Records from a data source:
"""

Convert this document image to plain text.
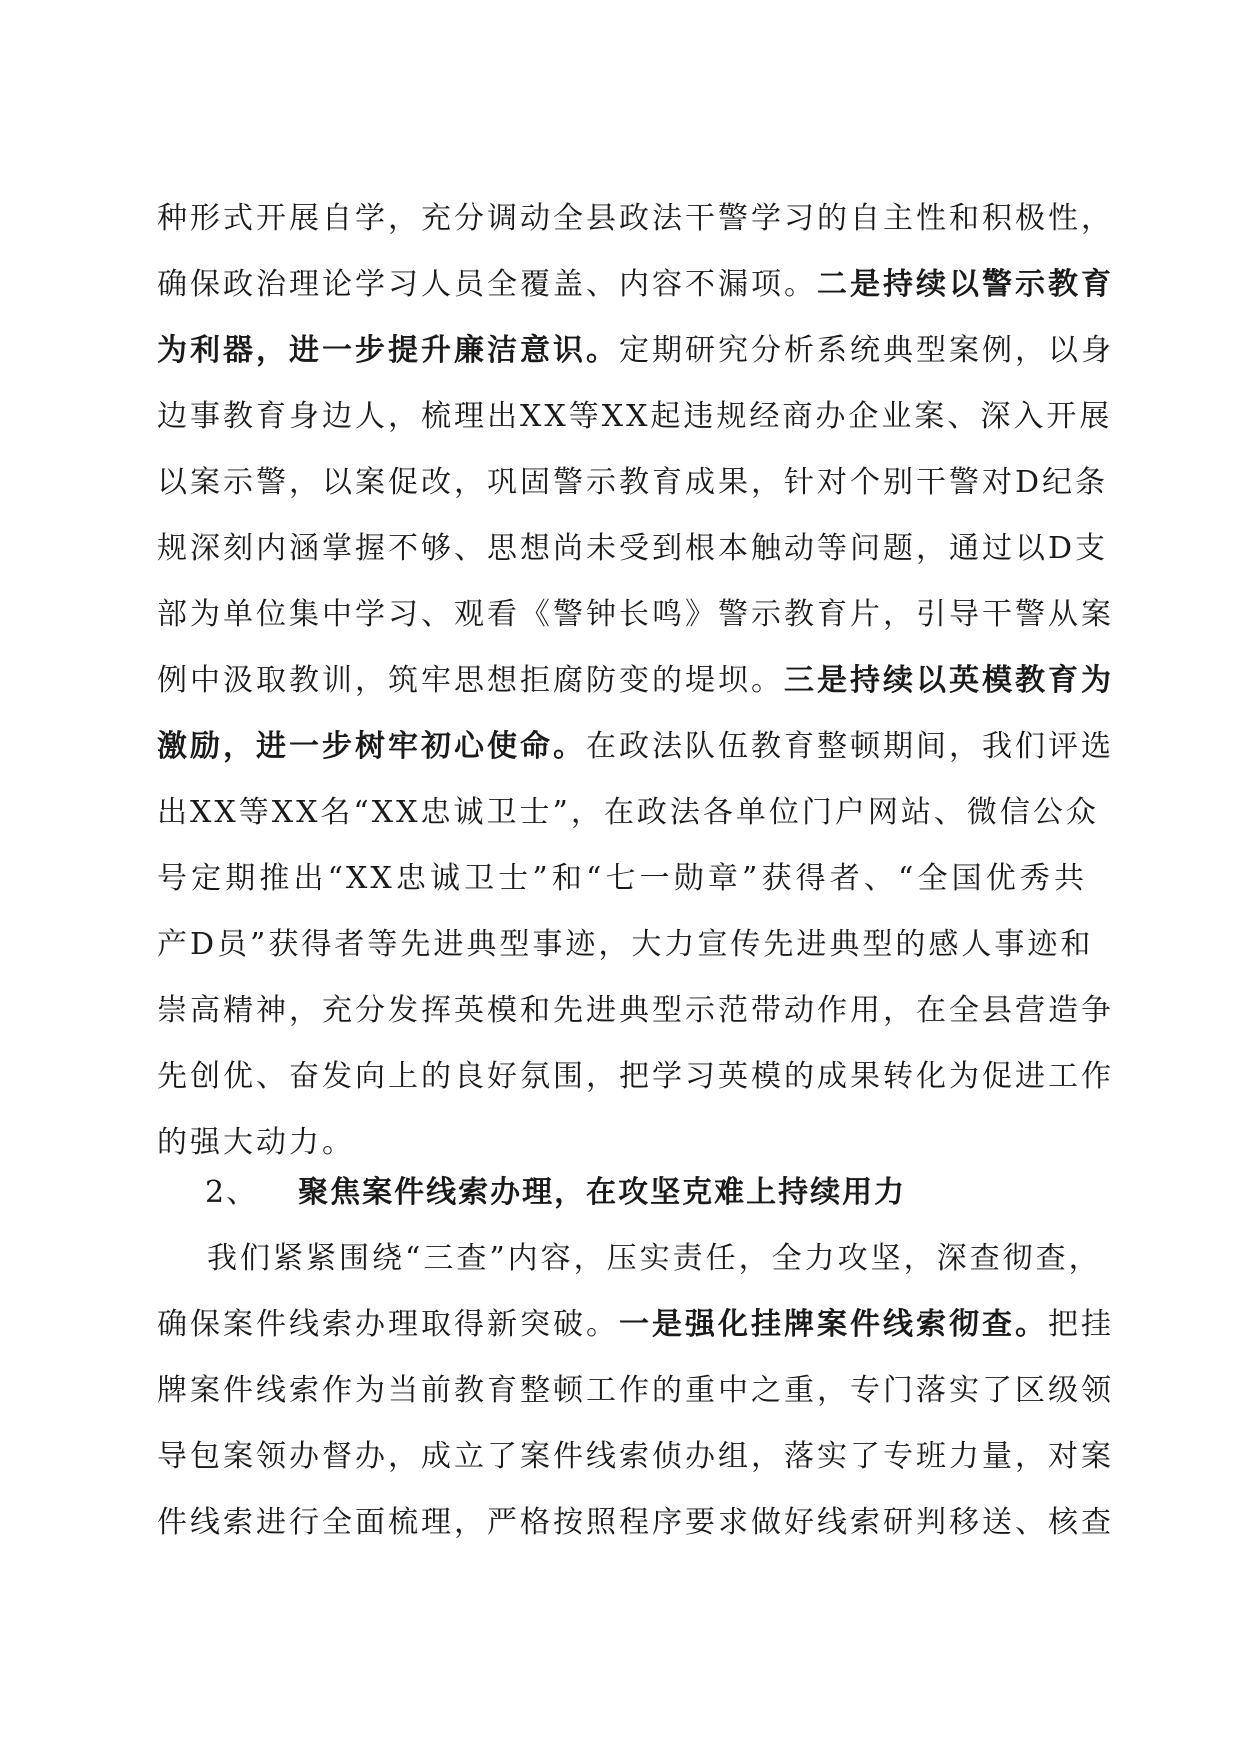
种形式开展自学，充分调动全县政法干警学习的自主性和积极性，
确保政治理论学习人员全覆盖、内容不漏项。二是持续以警示教育
为利器，进一步提升廉洁意识。定期研究分析系统典型案例，以身
边事教育身边人，梳理出XX等XX起违规经商办企业案、深入开展
以案示警，以案促改，巩固警示教育成果，针对个别干警对D纪条
规深刻内涵掌握不够、思想尚未受到根本触动等问题，通过以D支
部为单位集中学习、观看《警钟长鸣》警示教育片，引导干警从案
例中汲取教训，筑牢思想拒腐防变的堤坝。三是持续以英模教育为
激励，进一步树牢初心使命。在政法队伍教育整顿期间，我们评选
出XX等XX名“XX忠诚卫士”，在政法各单位门户网站、微信公众
号定期推出“XX忠诚卫士”和“七一勋章”获得者、“全国优秀共
产D员”获得者等先进典型事迹，大力宣传先进典型的感人事迹和
崇高精神，充分发挥英模和先进典型示范带动作用，在全县营造争
先创优、奋发向上的良好氛围，把学习英模的成果转化为促进工作
的强大动力。
2、 聚焦案件线索办理，在攻坚克难上持续用力
我们紧紧围绕“三查”内容，压实责任，全力攻坚，深查彻查，
确保案件线索办理取得新突破。一是强化挂牌案件线索彻查。把挂
牌案件线索作为当前教育整顿工作的重中之重，专门落实了区级领
导包案领办督办，成立了案件线索侦办组，落实了专班力量，对案
件线索进行全面梳理，严格按照程序要求做好线索研判移送、核查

"""

Written problem - Output the records above exactly; leave out the pictures.

The output -
Convert this document image to plain text.
种形式开展自学，充分调动全县政法干警学习的自主性和积极性，
确保政治理论学习人员全覆盖、内容不漏项。二是持续以警示教育
为利器，进一步提升廉洁意识。定期研究分析系统典型案例，以身
边事教育身边人，梳理出XX等XX起违规经商办企业案、深入开展
以案示警，以案促改，巩固警示教育成果，针对个别干警对D纪条
规深刻内涵掌握不够、思想尚未受到根本触动等问题，通过以D支
部为单位集中学习、观看《警钟长鸣》警示教育片，引导干警从案
例中汲取教训，筑牢思想拒腐防变的堤坝。三是持续以英模教育为
激励，进一步树牢初心使命。在政法队伍教育整顿期间，我们评选
出XX等XX名“XX忠诚卫士”，在政法各单位门户网站、微信公众
号定期推出“XX忠诚卫士”和“七一勋章”获得者、“全国优秀共
产D员”获得者等先进典型事迹，大力宣传先进典型的感人事迹和
崇高精神，充分发挥英模和先进典型示范带动作用，在全县营造争
先创优、奋发向上的良好氛围，把学习英模的成果转化为促进工作
的强大动力。
2、 聚焦案件线索办理，在攻坚克难上持续用力
我们紧紧围绕“三查”内容，压实责任，全力攻坚，深查彻查，
确保案件线索办理取得新突破。一是强化挂牌案件线索彻查。把挂
牌案件线索作为当前教育整顿工作的重中之重，专门落实了区级领
导包案领办督办，成立了案件线索侦办组，落实了专班力量，对案
件线索进行全面梳理，严格按照程序要求做好线索研判移送、核查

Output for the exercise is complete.